_本文_:
********

女優ちゃん親子登場 話をする。

 ママと一緒に壇上に上がる。ママは車椅子で、いつものようににこにこと膝にはスヌーピーちゃんをのせてあやしている。横にまるちゃんが付き添う。
まるちゃん:はた目には「優等生親子」に見えます。にこやかに見えるお母さんも夜は大変なんです。6時半には「あんたも一緒にここで寝なさい」と言うんです。娘はほっそり、娘こそ「床ずれ」できひんか?と心配になりますね。「ハッピーそよかぜ」買ってあげたい。
女優ちゃん:こんにちは。母はぬいぐるみ「スヌーちゃん」が気になって「この子のご飯はどうするの?」「おしっこ、もらさないかな?」と聞きます。私は「大丈夫よ。この子にはちゃんと決まったのを食べさせているから、大人のを食べさせたらあかんよ」と言います。

********

_作業指示 1_: 入力データの行について、「bullet-icon: ○ [72,734,85,757]」を含む行から「text-segment: 채용서류의 [106,590,211,613]」を含む行までを、「bullet-icon」を「marker-icon」に置き換えたうえで、ほかは変えずに記してください。
本文と行とは、互いに何の関係もありません。

********

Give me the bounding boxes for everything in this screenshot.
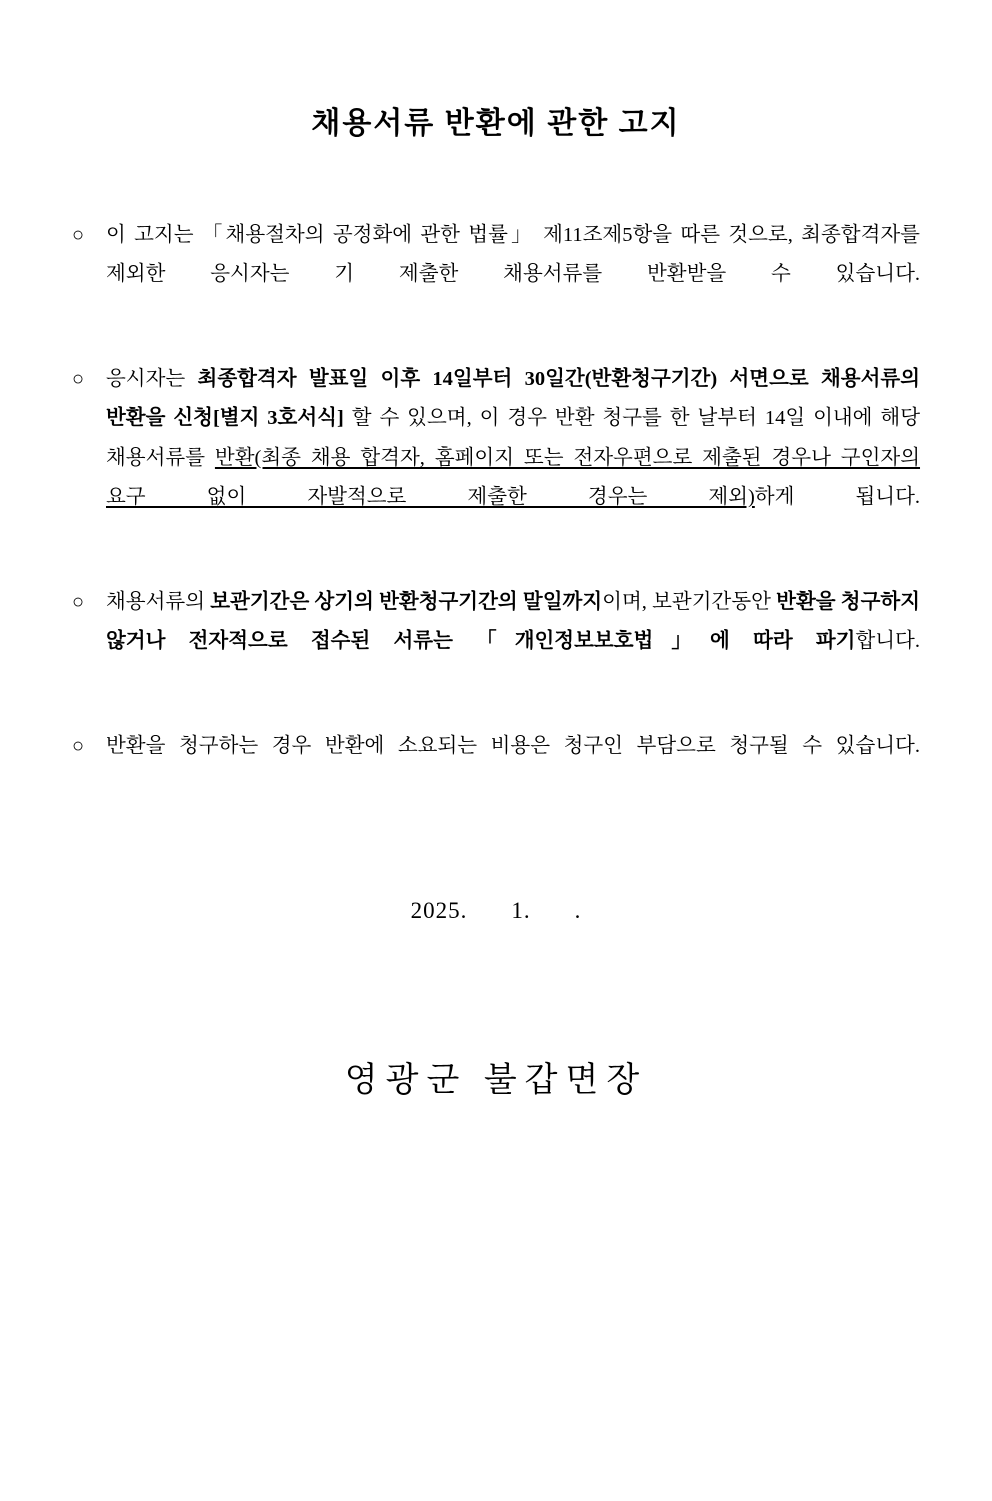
bullet-icon: ○ [72,734,85,757]
date-year: 2025. [410,897,468,923]
text-segment: 반환(최종 채용 합격자, 홈페이지 또는 전자우편으로 제출된 경우나 구인자의 요구 없이 자발적으로 제출한 경우는 제외) [106,446,921,509]
text-segment: 합니다. [855,630,920,653]
list-item [72,583,920,701]
list-item [72,360,920,557]
date-month: 1. [511,897,531,923]
text-segment: 이며, 보관기간동안 [602,590,777,613]
text-segment: 응시자는 [106,368,198,391]
list-item-text [106,216,920,334]
bullet-icon: ○ [72,224,85,246]
bullet-icon: ○ [72,368,85,391]
text-segment: 채용서류의 [106,590,211,613]
document-page [0,98,992,1501]
text-segment: 최종합격자 발표일 이후 14일부터 30일간(반환청구기간) 서면으로 채용서류의 반환을 신청[별지 3호서식] [106,368,920,430]
notice-body [72,216,920,806]
text-segment: 보관기간은 상기의 반환청구기간의 말일까지 [210,590,603,613]
list-item [72,216,920,334]
bullet-icon: ○ [72,590,85,613]
text-segment: 반환을 청구하는 경우 반환에 소요되는 비용은 청구인 부담으로 청구될 수 있습니다. [106,734,920,757]
text-segment: 이 고지는 「채용절차의 공정화에 관한 법률」 제11조제5항을 따른 것으로, 최종합격자를 제외한 응시자는 기 제출한 채용서류를 반환받을 수 있습니다. [106,224,920,286]
list-item [72,727,920,806]
text-segment: 반환을 청구하지 않거나 전자적으로 접수된 서류는 「개인정보보호법」에 따라 파기 [106,590,920,653]
list-item-text [106,583,920,701]
issuer-name: 영광군 불갑면장 [344,1061,648,1099]
list-item-text [106,360,920,557]
list-item-text [106,727,920,806]
text-segment: 하게 됩니다. [754,486,920,509]
page-title: 채용서류 반환에 관한 고지 [311,107,681,140]
text-segment: 할 수 있으며, 이 경우 반환 청구를 한 날부터 14일 이내에 해당 채용서류를 [106,407,921,469]
date-day: . [574,897,582,923]
issue-date [72,898,920,924]
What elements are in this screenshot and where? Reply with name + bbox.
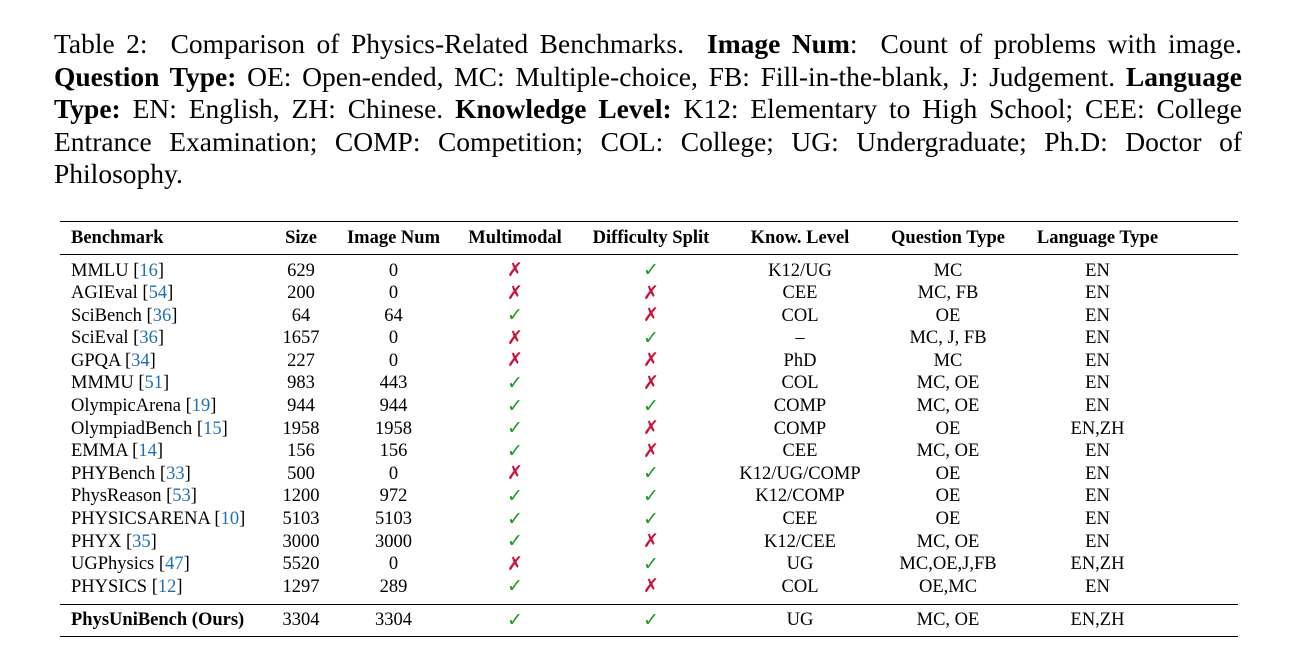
cell-multimodal xyxy=(455,604,575,636)
cell-difficulty-split xyxy=(575,531,727,554)
table-row xyxy=(60,531,1238,554)
cell-difficulty-split xyxy=(575,554,727,577)
cell-benchmark: PHYBench [33] xyxy=(71,463,191,484)
cell-multimodal xyxy=(455,328,575,351)
cell-language-type: EN xyxy=(1085,328,1110,349)
cell-benchmark: MMLU [16] xyxy=(71,260,165,281)
cell-know-level: K12/COMP xyxy=(755,486,845,507)
table-row xyxy=(60,328,1238,351)
header-multimodal: Multimodal xyxy=(468,227,562,248)
cell-know-level: K12/UG xyxy=(768,260,832,281)
cell-size: 1297 xyxy=(282,576,320,597)
cell-know-level: K12/CEE xyxy=(764,531,836,552)
cell-know-level: UG xyxy=(786,554,814,575)
table-row xyxy=(60,255,1238,283)
cell-difficulty-split xyxy=(575,350,727,373)
cell-image-num: 1958 xyxy=(375,418,412,439)
table-row xyxy=(60,486,1238,509)
check-icon: ✓ xyxy=(507,530,523,553)
cross-icon: ✗ xyxy=(507,349,523,372)
benchmark-name: UGPhysics xyxy=(71,554,155,575)
cross-icon: ✗ xyxy=(507,462,523,485)
cell-image-num: 0 xyxy=(388,260,399,281)
cell-language-type: EN xyxy=(1085,463,1110,484)
table-row xyxy=(60,283,1238,306)
check-icon: ✓ xyxy=(507,608,523,631)
cell-image-num: 5103 xyxy=(375,509,412,530)
cross-icon: ✗ xyxy=(643,371,659,394)
cell-multimodal xyxy=(455,396,575,419)
benchmark-table-wrap xyxy=(60,221,1238,637)
caption-desc-question-type: OE: Open-ended, MC: Multiple-choice, FB: Fill-in-the-blank, J: Judgement. xyxy=(247,60,1116,92)
cell-image-num: 0 xyxy=(388,328,399,349)
caption-term-question-type: Question Type: xyxy=(54,60,237,92)
cell-image-num: 972 xyxy=(379,486,408,507)
check-icon: ✓ xyxy=(507,371,523,394)
citation-link[interactable]: 10 xyxy=(220,509,240,530)
cross-icon: ✗ xyxy=(507,259,523,281)
caption-desc-image-num: Count of problems with image. xyxy=(880,28,1243,59)
cell-benchmark: PhysReason [53] xyxy=(71,486,197,507)
cell-benchmark: SciEval [36] xyxy=(71,328,165,349)
cell-benchmark: OlympicArena [19] xyxy=(71,396,217,417)
cell-language-type: EN xyxy=(1085,305,1110,326)
caption-term-image-num: Image Num xyxy=(707,28,850,59)
cell-benchmark: UGPhysics [47] xyxy=(71,554,190,575)
cell-difficulty-split xyxy=(575,604,727,636)
cell-question-type: OE xyxy=(935,463,961,484)
header-size: Size xyxy=(285,227,317,248)
cell-difficulty-split xyxy=(575,396,727,419)
cell-know-level: CEE xyxy=(782,283,818,304)
citation-link[interactable]: 12 xyxy=(157,576,177,597)
cell-know-level: PhD xyxy=(783,350,817,371)
cell-language-type: EN xyxy=(1085,576,1110,597)
cell-size: 156 xyxy=(287,441,315,462)
cross-icon: ✗ xyxy=(507,552,523,575)
cross-icon: ✗ xyxy=(643,530,659,553)
benchmark-name: MMMU xyxy=(71,373,134,394)
citation-link[interactable]: 15 xyxy=(203,418,222,439)
cell-question-type: MC, OE xyxy=(916,610,980,631)
cross-icon: ✗ xyxy=(643,575,659,598)
cell-multimodal xyxy=(455,305,575,328)
cell-image-num: 0 xyxy=(388,463,399,484)
cell-difficulty-split xyxy=(575,418,727,441)
cell-difficulty-split xyxy=(575,463,727,486)
benchmark-comparison-table xyxy=(60,221,1238,637)
cell-know-level: COMP xyxy=(773,396,827,417)
cell-multimodal xyxy=(455,576,575,604)
cell-question-type: OE xyxy=(935,486,961,507)
table-row xyxy=(60,509,1238,532)
table-row xyxy=(60,463,1238,486)
cell-difficulty-split xyxy=(575,328,727,351)
cell-size: 983 xyxy=(287,373,315,394)
cell-benchmark: PHYX [35] xyxy=(71,531,157,552)
table-row xyxy=(60,373,1238,396)
cell-image-num: 0 xyxy=(388,283,399,304)
cell-multimodal xyxy=(455,350,575,373)
cell-difficulty-split xyxy=(575,509,727,532)
cell-image-num: 156 xyxy=(379,441,408,462)
caption-term-language-type: Language Type: xyxy=(54,60,1243,125)
benchmark-name: SciEval xyxy=(71,328,129,349)
table-row xyxy=(60,576,1238,604)
cell-size: 3000 xyxy=(282,531,320,552)
cross-icon: ✗ xyxy=(643,349,659,372)
cell-multimodal xyxy=(455,441,575,464)
cell-benchmark: PHYSICSARENA [10] xyxy=(71,509,246,530)
check-icon: ✓ xyxy=(507,417,523,440)
check-icon: ✓ xyxy=(643,326,659,349)
check-icon: ✓ xyxy=(643,462,659,485)
cell-difficulty-split xyxy=(575,373,727,396)
benchmark-name: MMLU xyxy=(71,260,129,281)
cell-question-type: MC xyxy=(933,260,963,281)
benchmark-name: OlympiadBench xyxy=(71,418,193,439)
cell-question-type: MC, OE xyxy=(916,373,980,394)
cross-icon: ✗ xyxy=(643,304,659,327)
cross-icon: ✗ xyxy=(507,326,523,349)
cell-question-type: MC, OE xyxy=(916,441,980,462)
cross-icon: ✗ xyxy=(643,439,659,462)
cell-difficulty-split xyxy=(575,305,727,328)
check-icon: ✓ xyxy=(643,484,659,507)
cell-language-type: EN xyxy=(1085,260,1110,281)
table-row xyxy=(60,554,1238,577)
cell-size: 944 xyxy=(287,396,315,417)
citation-link[interactable]: 36 xyxy=(139,328,158,349)
cell-know-level: UG xyxy=(786,610,814,631)
cell-image-num: 3000 xyxy=(375,531,412,552)
cell-image-num: 289 xyxy=(379,576,408,597)
cell-language-type: EN xyxy=(1085,441,1110,462)
benchmark-name: PhysReason xyxy=(71,486,162,507)
benchmark-name: PHYBench xyxy=(71,463,156,484)
check-icon: ✓ xyxy=(643,259,659,281)
cell-question-type: MC xyxy=(933,350,963,371)
cell-benchmark: AGIEval [54] xyxy=(71,283,174,304)
cell-size: 1200 xyxy=(282,486,320,507)
cell-question-type: OE xyxy=(935,509,961,530)
cell-image-num: 443 xyxy=(379,373,408,394)
cell-image-num: 944 xyxy=(379,396,408,417)
benchmark-name: PHYSICSARENA xyxy=(71,509,210,530)
cell-benchmark: PhysUniBench (Ours) xyxy=(71,610,245,631)
cell-question-type: MC, FB xyxy=(917,283,979,304)
cell-multimodal xyxy=(455,255,575,283)
check-icon: ✓ xyxy=(507,575,523,598)
citation-link[interactable]: 54 xyxy=(148,283,168,304)
cell-multimodal xyxy=(455,373,575,396)
benchmark-name: OlympicArena xyxy=(71,396,181,417)
citation-link[interactable]: 36 xyxy=(152,305,172,326)
cell-difficulty-split xyxy=(575,576,727,604)
cell-image-num: 3304 xyxy=(375,610,412,631)
caption-desc-knowledge-level: K12: Elementary to High School; CEE: College Entrance Examination; COMP: Competition; COL: College; UG: Undergraduate; Ph.D: Doctor of Philosophy. xyxy=(54,93,1243,190)
cell-language-type: EN xyxy=(1085,350,1110,371)
citation-link[interactable]: 51 xyxy=(144,373,164,394)
cell-know-level: CEE xyxy=(782,441,818,462)
cell-language-type: EN,ZH xyxy=(1070,418,1125,439)
check-icon: ✓ xyxy=(643,507,659,530)
table-caption: Table 2: Comparison of Physics-Related Benchmarks. Image Num: Count of problems with image. Question Type: OE: Open-ended, MC: Multiple-choice, FB: Fill-in-the-blank, J: Judgement. Language Type: EN: English, ZH: Chinese. Knowledge Level: K12: Elementary to High School; CEE: College Entrance Examination; COMP: Competition; COL: College; UG: Undergraduate; Ph.D: Doctor of Philosophy. xyxy=(54,28,1243,190)
cell-size: 227 xyxy=(287,350,315,371)
check-icon: ✓ xyxy=(643,608,659,631)
citation-link[interactable]: 53 xyxy=(172,486,191,507)
header-image-num: Image Num xyxy=(346,227,440,248)
cell-difficulty-split xyxy=(575,441,727,464)
cell-image-num: 0 xyxy=(388,350,399,371)
cell-benchmark: PHYSICS [12] xyxy=(71,576,183,597)
cell-language-type: EN xyxy=(1085,509,1110,530)
benchmark-name: SciBench xyxy=(71,305,142,326)
cell-language-type: EN xyxy=(1085,531,1110,552)
caption-title: Comparison of Physics-Related Benchmarks. xyxy=(170,28,684,59)
cell-language-type: EN xyxy=(1085,396,1110,417)
cell-know-level: – xyxy=(795,328,805,349)
check-icon: ✓ xyxy=(643,552,659,575)
cell-size: 1657 xyxy=(282,328,320,349)
table-row xyxy=(60,441,1238,464)
cell-language-type: EN,ZH xyxy=(1070,610,1125,631)
check-icon: ✓ xyxy=(507,439,523,462)
header-benchmark: Benchmark xyxy=(71,227,164,248)
cell-question-type: OE xyxy=(935,418,961,439)
citation-link[interactable]: 35 xyxy=(132,531,151,552)
table-header-row xyxy=(60,222,1238,255)
cell-multimodal xyxy=(455,486,575,509)
cell-benchmark: MMMU [51] xyxy=(71,373,170,394)
cell-multimodal xyxy=(455,531,575,554)
cell-language-type: EN xyxy=(1085,373,1110,394)
cell-image-num: 0 xyxy=(388,554,399,575)
cell-know-level: K12/UG/COMP xyxy=(739,463,861,484)
cell-language-type: EN xyxy=(1085,486,1110,507)
cell-size: 629 xyxy=(287,260,315,281)
cross-icon: ✗ xyxy=(643,417,659,440)
cell-language-type: EN xyxy=(1085,283,1110,304)
check-icon: ✓ xyxy=(507,507,523,530)
cell-difficulty-split xyxy=(575,255,727,283)
citation-link[interactable]: 14 xyxy=(138,441,157,462)
cell-multimodal xyxy=(455,554,575,577)
cell-know-level: COL xyxy=(781,305,819,326)
check-icon: ✓ xyxy=(643,394,659,417)
cell-multimodal xyxy=(455,463,575,486)
cross-icon: ✗ xyxy=(507,281,523,304)
caption-label: Table 2: xyxy=(54,28,148,59)
citation-link[interactable]: 16 xyxy=(139,260,158,281)
header-difficulty-split: Difficulty Split xyxy=(592,227,710,248)
cell-benchmark: EMMA [14] xyxy=(71,441,164,462)
cell-question-type: MC,OE,J,FB xyxy=(899,554,997,575)
table-row xyxy=(60,350,1238,373)
cell-difficulty-split xyxy=(575,486,727,509)
citation-link[interactable]: 19 xyxy=(191,396,211,417)
cell-size: 500 xyxy=(287,463,315,484)
header-know-level: Know. Level xyxy=(750,227,850,248)
check-icon: ✓ xyxy=(507,484,523,507)
cross-icon: ✗ xyxy=(643,281,659,304)
cell-question-type: MC, J, FB xyxy=(909,328,987,349)
header-question-type: Question Type xyxy=(891,227,1005,248)
table-row xyxy=(60,305,1238,328)
table-row-ours xyxy=(60,604,1238,636)
cell-benchmark: SciBench [36] xyxy=(71,305,178,326)
cell-question-type: MC, OE xyxy=(916,396,980,417)
cell-question-type: OE,MC xyxy=(918,576,978,597)
benchmark-name: AGIEval xyxy=(71,283,138,304)
cell-question-type: OE xyxy=(935,305,961,326)
benchmark-name: GPQA xyxy=(71,350,121,371)
cell-multimodal xyxy=(455,509,575,532)
caption-term-knowledge-level: Knowledge Level: xyxy=(455,93,672,125)
caption-desc-language-type: EN: English, ZH: Chinese. xyxy=(132,93,444,125)
cell-multimodal xyxy=(455,418,575,441)
cell-benchmark: OlympiadBench [15] xyxy=(71,418,228,439)
cell-language-type: EN,ZH xyxy=(1070,554,1125,575)
cell-question-type: MC, OE xyxy=(916,531,980,552)
cell-size: 64 xyxy=(291,305,311,326)
cell-know-level: COMP xyxy=(773,418,827,439)
cell-benchmark: GPQA [34] xyxy=(71,350,156,371)
cell-size: 1958 xyxy=(282,418,320,439)
cell-know-level: CEE xyxy=(782,509,818,530)
cell-size: 5103 xyxy=(282,509,320,530)
table-ours-section xyxy=(60,604,1238,636)
citation-link[interactable]: 47 xyxy=(165,554,184,575)
table-row xyxy=(60,418,1238,441)
cell-size: 5520 xyxy=(282,554,320,575)
cell-image-num: 64 xyxy=(384,305,403,326)
citation-link[interactable]: 34 xyxy=(131,350,150,371)
check-icon: ✓ xyxy=(507,304,523,327)
check-icon: ✓ xyxy=(507,394,523,417)
benchmark-name: PHYX xyxy=(71,531,122,552)
cell-know-level: COL xyxy=(781,576,819,597)
header-language-type: Language Type xyxy=(1036,227,1159,248)
cell-size: 200 xyxy=(287,283,315,304)
cell-multimodal xyxy=(455,283,575,306)
cell-difficulty-split xyxy=(575,283,727,306)
table-row xyxy=(60,396,1238,419)
cell-size: 3304 xyxy=(282,610,320,631)
benchmark-name: PHYSICS xyxy=(71,576,148,597)
table-body xyxy=(60,255,1238,605)
benchmark-name: EMMA xyxy=(71,441,128,462)
cell-know-level: COL xyxy=(781,373,819,394)
citation-link[interactable]: 33 xyxy=(166,463,185,484)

********

_作業指示 2_: 本文の全体を、一字も変えずにもう一度記してください。

_解答例 1_:
marker-icon: ○ [72,734,85,757]
date-year: 2025. [410,897,468,923]
text-segment: 반환(최종 채용 합격자, 홈페이지 또는 전자우편으로 제출된 경우나 구인자의 요구 없이 자발적으로 제출한 경우는 제외) [106,446,921,509]
text-segment: 합니다. [855,630,920,653]
list-item [72,583,920,701]
list-item [72,360,920,557]
date-month: 1. [511,897,531,923]
text-segment: 이며, 보관기간동안 [602,590,777,613]
text-segment: 응시자는 [106,368,198,391]
list-item-text [106,216,920,334]
marker-icon: ○ [72,224,85,246]
marker-icon: ○ [72,368,85,391]
text-segment: 채용서류의 [106,590,211,613]

_解答例 2_:
女優ちゃん親子登場 話をする。

 ママと一緒に壇上に上がる。ママは車椅子で、いつものようににこにこと膝にはスヌーピーちゃんをのせてあやしている。横にまるちゃんが付き添う。
まるちゃん:はた目には「優等生親子」に見えます。にこやかに見えるお母さんも夜は大変なんです。6時半には「あんたも一緒にここで寝なさい」と言うんです。娘はほっそり、娘こそ「床ずれ」できひんか?と心配になりますね。「ハッピーそよかぜ」買ってあげたい。
女優ちゃん:こんにちは。母はぬいぐるみ「スヌーちゃん」が気になって「この子のご飯はどうするの?」「おしっこ、もらさないかな?」と聞きます。私は「大丈夫よ。この子にはちゃんと決まったのを食べさせているから、大人のを食べさせたらあかんよ」と言います。